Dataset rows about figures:
-- -- --

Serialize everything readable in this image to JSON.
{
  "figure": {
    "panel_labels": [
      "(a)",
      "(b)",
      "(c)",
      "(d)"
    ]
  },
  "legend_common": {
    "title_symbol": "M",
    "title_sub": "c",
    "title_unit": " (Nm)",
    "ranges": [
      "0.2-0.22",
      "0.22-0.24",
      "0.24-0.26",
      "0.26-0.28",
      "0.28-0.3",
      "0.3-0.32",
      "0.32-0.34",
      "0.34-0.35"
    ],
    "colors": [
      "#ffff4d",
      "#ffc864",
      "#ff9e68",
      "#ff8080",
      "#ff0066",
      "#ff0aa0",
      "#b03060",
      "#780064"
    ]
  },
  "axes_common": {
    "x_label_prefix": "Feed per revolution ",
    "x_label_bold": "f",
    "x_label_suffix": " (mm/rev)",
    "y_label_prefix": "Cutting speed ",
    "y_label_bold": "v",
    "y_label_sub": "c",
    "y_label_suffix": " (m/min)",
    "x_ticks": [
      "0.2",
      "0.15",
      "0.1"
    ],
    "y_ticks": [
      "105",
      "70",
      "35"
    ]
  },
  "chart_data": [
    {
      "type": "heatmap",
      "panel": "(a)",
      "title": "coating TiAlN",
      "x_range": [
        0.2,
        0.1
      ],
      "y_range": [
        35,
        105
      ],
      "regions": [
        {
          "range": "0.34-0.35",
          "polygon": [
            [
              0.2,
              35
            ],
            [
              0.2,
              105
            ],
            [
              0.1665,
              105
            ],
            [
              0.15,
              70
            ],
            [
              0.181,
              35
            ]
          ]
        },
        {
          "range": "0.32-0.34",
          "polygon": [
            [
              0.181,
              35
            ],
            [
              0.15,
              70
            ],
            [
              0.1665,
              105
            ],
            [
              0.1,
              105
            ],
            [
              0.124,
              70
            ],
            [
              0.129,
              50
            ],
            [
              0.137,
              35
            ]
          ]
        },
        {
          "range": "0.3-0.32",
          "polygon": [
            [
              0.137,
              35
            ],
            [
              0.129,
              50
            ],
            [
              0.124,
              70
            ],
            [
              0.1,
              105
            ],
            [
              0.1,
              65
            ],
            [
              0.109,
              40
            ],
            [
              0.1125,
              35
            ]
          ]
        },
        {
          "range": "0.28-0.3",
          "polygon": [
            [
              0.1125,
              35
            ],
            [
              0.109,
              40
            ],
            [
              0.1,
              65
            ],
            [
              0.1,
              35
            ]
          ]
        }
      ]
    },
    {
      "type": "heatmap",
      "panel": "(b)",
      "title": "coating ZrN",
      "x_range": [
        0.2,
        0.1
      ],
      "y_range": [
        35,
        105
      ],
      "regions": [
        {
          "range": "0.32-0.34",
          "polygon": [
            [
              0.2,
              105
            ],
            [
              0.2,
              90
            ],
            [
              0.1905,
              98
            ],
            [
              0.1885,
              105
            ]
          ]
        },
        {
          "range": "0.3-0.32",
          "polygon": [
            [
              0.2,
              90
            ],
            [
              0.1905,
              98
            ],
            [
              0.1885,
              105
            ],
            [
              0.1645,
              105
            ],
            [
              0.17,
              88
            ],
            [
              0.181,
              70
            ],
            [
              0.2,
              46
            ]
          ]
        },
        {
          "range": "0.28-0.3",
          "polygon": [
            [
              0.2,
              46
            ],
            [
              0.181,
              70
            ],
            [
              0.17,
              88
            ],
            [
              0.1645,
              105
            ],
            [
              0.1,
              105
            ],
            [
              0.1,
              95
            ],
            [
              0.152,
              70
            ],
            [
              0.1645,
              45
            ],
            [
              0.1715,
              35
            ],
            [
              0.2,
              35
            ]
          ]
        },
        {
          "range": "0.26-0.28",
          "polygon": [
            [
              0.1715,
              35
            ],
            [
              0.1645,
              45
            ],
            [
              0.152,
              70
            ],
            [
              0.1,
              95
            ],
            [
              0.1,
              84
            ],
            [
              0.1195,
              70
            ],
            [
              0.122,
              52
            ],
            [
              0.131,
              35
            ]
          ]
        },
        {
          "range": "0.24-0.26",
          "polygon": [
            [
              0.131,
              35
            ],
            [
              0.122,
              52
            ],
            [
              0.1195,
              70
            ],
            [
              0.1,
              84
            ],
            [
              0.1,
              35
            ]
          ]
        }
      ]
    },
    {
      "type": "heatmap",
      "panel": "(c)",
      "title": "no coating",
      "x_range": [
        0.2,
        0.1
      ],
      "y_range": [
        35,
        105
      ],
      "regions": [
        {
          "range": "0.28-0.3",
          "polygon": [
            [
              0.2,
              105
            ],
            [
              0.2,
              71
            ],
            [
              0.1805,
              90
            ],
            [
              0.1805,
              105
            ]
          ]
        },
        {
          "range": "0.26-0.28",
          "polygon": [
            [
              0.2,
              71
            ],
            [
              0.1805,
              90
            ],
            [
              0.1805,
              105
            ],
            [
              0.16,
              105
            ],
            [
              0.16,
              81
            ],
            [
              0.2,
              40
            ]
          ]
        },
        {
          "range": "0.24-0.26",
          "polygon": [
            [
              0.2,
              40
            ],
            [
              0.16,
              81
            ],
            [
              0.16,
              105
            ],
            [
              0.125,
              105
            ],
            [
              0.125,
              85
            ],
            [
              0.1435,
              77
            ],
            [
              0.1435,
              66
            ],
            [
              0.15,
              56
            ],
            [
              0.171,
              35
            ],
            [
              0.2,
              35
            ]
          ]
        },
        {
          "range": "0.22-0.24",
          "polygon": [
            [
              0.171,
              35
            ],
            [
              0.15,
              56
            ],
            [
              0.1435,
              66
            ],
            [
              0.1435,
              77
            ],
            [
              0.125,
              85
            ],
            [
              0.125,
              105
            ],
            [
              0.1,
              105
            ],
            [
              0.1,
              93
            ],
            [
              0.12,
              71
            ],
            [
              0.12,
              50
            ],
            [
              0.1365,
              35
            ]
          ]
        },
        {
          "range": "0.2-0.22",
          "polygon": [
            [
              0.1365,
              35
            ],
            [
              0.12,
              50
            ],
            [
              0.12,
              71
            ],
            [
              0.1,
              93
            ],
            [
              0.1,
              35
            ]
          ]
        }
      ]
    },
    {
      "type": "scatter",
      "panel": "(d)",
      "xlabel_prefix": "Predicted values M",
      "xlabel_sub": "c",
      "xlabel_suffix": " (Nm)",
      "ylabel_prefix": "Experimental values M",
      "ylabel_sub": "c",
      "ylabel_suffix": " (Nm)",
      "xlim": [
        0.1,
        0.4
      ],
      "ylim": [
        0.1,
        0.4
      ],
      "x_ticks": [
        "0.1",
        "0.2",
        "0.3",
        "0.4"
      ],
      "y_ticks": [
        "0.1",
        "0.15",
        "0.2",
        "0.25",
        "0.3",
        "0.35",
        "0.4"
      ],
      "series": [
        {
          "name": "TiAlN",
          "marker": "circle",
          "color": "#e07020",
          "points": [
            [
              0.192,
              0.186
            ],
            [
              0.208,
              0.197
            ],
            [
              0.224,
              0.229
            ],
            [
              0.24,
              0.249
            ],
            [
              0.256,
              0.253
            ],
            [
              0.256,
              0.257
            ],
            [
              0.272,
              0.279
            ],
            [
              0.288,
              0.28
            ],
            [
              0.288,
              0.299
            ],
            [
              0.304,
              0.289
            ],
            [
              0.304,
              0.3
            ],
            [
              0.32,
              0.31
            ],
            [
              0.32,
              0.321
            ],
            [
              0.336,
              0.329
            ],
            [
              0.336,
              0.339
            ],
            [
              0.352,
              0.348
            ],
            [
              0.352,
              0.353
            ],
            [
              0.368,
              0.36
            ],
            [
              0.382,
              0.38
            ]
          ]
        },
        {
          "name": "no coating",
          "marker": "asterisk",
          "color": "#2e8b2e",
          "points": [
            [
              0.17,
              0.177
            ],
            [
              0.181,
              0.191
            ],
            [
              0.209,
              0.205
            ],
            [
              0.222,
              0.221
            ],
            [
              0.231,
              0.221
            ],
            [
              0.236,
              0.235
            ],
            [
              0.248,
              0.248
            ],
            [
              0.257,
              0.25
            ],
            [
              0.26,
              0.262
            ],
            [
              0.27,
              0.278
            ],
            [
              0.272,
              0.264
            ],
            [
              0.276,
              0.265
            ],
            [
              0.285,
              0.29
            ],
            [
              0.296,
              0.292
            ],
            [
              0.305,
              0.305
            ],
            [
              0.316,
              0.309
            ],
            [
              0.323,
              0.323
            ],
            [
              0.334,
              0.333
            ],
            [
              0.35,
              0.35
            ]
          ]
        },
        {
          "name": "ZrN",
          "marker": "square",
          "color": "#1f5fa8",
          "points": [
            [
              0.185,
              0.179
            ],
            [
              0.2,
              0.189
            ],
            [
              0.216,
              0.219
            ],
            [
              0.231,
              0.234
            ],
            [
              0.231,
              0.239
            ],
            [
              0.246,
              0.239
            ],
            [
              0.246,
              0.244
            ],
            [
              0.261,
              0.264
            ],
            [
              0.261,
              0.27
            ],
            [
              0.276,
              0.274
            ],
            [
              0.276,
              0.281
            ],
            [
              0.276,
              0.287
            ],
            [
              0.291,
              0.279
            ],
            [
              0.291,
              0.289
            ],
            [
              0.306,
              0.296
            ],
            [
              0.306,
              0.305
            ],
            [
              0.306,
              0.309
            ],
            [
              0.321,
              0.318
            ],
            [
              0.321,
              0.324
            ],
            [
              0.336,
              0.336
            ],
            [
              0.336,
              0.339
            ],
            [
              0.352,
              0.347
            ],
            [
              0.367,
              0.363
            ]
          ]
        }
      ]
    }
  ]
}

-- -- --

**What is being asked**
Check each line of the material above for "values" and say how many lines contain it, giving the number alone.

**Finished task**
2